▶ _Data section_:
┌──

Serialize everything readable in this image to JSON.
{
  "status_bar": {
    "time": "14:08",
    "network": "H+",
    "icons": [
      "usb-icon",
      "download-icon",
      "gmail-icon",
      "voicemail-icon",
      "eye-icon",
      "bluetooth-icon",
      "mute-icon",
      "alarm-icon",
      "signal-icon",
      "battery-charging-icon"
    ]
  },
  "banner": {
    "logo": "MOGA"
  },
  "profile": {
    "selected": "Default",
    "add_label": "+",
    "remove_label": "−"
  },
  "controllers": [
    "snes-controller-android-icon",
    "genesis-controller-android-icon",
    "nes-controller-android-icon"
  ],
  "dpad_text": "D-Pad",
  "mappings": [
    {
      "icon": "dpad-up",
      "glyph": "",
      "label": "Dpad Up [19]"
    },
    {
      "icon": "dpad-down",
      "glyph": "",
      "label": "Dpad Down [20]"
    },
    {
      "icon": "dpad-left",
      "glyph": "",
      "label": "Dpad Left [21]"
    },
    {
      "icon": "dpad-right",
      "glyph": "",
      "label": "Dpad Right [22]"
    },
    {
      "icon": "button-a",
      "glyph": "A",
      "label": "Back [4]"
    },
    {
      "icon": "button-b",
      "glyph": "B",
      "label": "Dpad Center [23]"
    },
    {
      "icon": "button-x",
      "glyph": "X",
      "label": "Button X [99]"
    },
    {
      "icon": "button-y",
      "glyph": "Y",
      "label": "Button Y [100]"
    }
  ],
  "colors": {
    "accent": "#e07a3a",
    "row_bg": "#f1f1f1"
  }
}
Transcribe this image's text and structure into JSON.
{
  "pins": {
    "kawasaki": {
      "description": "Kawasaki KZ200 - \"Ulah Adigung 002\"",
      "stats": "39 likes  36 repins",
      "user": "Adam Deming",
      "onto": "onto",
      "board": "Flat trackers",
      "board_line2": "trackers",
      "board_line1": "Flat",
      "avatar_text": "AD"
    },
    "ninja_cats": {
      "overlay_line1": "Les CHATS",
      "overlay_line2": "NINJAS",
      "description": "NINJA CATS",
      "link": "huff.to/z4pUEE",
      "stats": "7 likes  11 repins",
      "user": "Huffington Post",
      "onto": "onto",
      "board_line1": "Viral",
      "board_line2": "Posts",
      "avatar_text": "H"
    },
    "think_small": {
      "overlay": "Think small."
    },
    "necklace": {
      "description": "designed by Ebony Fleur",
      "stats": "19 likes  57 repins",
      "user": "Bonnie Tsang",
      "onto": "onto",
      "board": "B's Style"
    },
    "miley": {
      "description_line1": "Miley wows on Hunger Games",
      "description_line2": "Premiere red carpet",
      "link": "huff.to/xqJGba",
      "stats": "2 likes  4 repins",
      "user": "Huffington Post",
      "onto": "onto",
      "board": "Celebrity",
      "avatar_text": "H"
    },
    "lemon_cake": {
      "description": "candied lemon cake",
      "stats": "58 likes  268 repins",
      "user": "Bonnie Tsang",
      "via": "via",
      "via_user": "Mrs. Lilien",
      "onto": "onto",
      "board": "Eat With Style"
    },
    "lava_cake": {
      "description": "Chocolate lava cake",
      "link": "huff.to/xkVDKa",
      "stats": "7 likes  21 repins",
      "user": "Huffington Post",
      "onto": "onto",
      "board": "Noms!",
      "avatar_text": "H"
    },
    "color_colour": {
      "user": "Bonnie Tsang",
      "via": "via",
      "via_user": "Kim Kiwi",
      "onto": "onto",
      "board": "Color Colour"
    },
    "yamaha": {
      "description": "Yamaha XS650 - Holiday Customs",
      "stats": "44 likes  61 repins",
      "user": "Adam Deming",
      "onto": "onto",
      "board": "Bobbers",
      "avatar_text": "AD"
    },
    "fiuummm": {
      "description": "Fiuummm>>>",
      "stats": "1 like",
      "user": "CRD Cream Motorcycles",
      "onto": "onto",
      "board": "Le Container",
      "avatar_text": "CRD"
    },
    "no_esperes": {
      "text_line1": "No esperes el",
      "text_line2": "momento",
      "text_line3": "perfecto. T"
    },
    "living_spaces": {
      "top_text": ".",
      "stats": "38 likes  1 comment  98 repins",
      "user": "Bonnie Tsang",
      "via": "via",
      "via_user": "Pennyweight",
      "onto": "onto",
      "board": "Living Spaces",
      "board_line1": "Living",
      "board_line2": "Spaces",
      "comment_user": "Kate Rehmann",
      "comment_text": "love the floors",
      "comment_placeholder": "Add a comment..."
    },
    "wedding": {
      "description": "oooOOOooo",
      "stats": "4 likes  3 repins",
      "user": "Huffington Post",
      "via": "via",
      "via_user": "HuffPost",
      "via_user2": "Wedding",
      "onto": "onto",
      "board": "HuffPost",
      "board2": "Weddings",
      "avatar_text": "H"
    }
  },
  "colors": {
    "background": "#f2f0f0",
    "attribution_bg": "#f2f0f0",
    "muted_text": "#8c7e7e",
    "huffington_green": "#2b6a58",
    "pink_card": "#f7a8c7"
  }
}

└──

▶ _Task to complete_: Give the records back in full, word for word.

▶ _Output for this task_:
Serialize everything readable in this image to JSON.
{
  "status_bar": {
    "time": "14:08",
    "network": "H+",
    "icons": [
      "usb-icon",
      "download-icon",
      "gmail-icon",
      "voicemail-icon",
      "eye-icon",
      "bluetooth-icon",
      "mute-icon",
      "alarm-icon",
      "signal-icon",
      "battery-charging-icon"
    ]
  },
  "banner": {
    "logo": "MOGA"
  },
  "profile": {
    "selected": "Default",
    "add_label": "+",
    "remove_label": "−"
  },
  "controllers": [
    "snes-controller-android-icon",
    "genesis-controller-android-icon",
    "nes-controller-android-icon"
  ],
  "dpad_text": "D-Pad",
  "mappings": [
    {
      "icon": "dpad-up",
      "glyph": "",
      "label": "Dpad Up [19]"
    },
    {
      "icon": "dpad-down",
      "glyph": "",
      "label": "Dpad Down [20]"
    },
    {
      "icon": "dpad-left",
      "glyph": "",
      "label": "Dpad Left [21]"
    },
    {
      "icon": "dpad-right",
      "glyph": "",
      "label": "Dpad Right [22]"
    },
    {
      "icon": "button-a",
      "glyph": "A",
      "label": "Back [4]"
    },
    {
      "icon": "button-b",
      "glyph": "B",
      "label": "Dpad Center [23]"
    },
    {
      "icon": "button-x",
      "glyph": "X",
      "label": "Button X [99]"
    },
    {
      "icon": "button-y",
      "glyph": "Y",
      "label": "Button Y [100]"
    }
  ],
  "colors": {
    "accent": "#e07a3a",
    "row_bg": "#f1f1f1"
  }
}
Transcribe this image's text and structure into JSON.
{
  "pins": {
    "kawasaki": {
      "description": "Kawasaki KZ200 - \"Ulah Adigung 002\"",
      "stats": "39 likes  36 repins",
      "user": "Adam Deming",
      "onto": "onto",
      "board": "Flat trackers",
      "board_line2": "trackers",
      "board_line1": "Flat",
      "avatar_text": "AD"
    },
    "ninja_cats": {
      "overlay_line1": "Les CHATS",
      "overlay_line2": "NINJAS",
      "description": "NINJA CATS",
      "link": "huff.to/z4pUEE",
      "stats": "7 likes  11 repins",
      "user": "Huffington Post",
      "onto": "onto",
      "board_line1": "Viral",
      "board_line2": "Posts",
      "avatar_text": "H"
    },
    "think_small": {
      "overlay": "Think small."
    },
    "necklace": {
      "description": "designed by Ebony Fleur",
      "stats": "19 likes  57 repins",
      "user": "Bonnie Tsang",
      "onto": "onto",
      "board": "B's Style"
    },
    "miley": {
      "description_line1": "Miley wows on Hunger Games",
      "description_line2": "Premiere red carpet",
      "link": "huff.to/xqJGba",
      "stats": "2 likes  4 repins",
      "user": "Huffington Post",
      "onto": "onto",
      "board": "Celebrity",
      "avatar_text": "H"
    },
    "lemon_cake": {
      "description": "candied lemon cake",
      "stats": "58 likes  268 repins",
      "user": "Bonnie Tsang",
      "via": "via",
      "via_user": "Mrs. Lilien",
      "onto": "onto",
      "board": "Eat With Style"
    },
    "lava_cake": {
      "description": "Chocolate lava cake",
      "link": "huff.to/xkVDKa",
      "stats": "7 likes  21 repins",
      "user": "Huffington Post",
      "onto": "onto",
      "board": "Noms!",
      "avatar_text": "H"
    },
    "color_colour": {
      "user": "Bonnie Tsang",
      "via": "via",
      "via_user": "Kim Kiwi",
      "onto": "onto",
      "board": "Color Colour"
    },
    "yamaha": {
      "description": "Yamaha XS650 - Holiday Customs",
      "stats": "44 likes  61 repins",
      "user": "Adam Deming",
      "onto": "onto",
      "board": "Bobbers",
      "avatar_text": "AD"
    },
    "fiuummm": {
      "description": "Fiuummm>>>",
      "stats": "1 like",
      "user": "CRD Cream Motorcycles",
      "onto": "onto",
      "board": "Le Container",
      "avatar_text": "CRD"
    },
    "no_esperes": {
      "text_line1": "No esperes el",
      "text_line2": "momento",
      "text_line3": "perfecto. T"
    },
    "living_spaces": {
      "top_text": ".",
      "stats": "38 likes  1 comment  98 repins",
      "user": "Bonnie Tsang",
      "via": "via",
      "via_user": "Pennyweight",
      "onto": "onto",
      "board": "Living Spaces",
      "board_line1": "Living",
      "board_line2": "Spaces",
      "comment_user": "Kate Rehmann",
      "comment_text": "love the floors",
      "comment_placeholder": "Add a comment..."
    },
    "wedding": {
      "description": "oooOOOooo",
      "stats": "4 likes  3 repins",
      "user": "Huffington Post",
      "via": "via",
      "via_user": "HuffPost",
      "via_user2": "Wedding",
      "onto": "onto",
      "board": "HuffPost",
      "board2": "Weddings",
      "avatar_text": "H"
    }
  },
  "colors": {
    "background": "#f2f0f0",
    "attribution_bg": "#f2f0f0",
    "muted_text": "#8c7e7e",
    "huffington_green": "#2b6a58",
    "pink_card": "#f7a8c7"
  }
}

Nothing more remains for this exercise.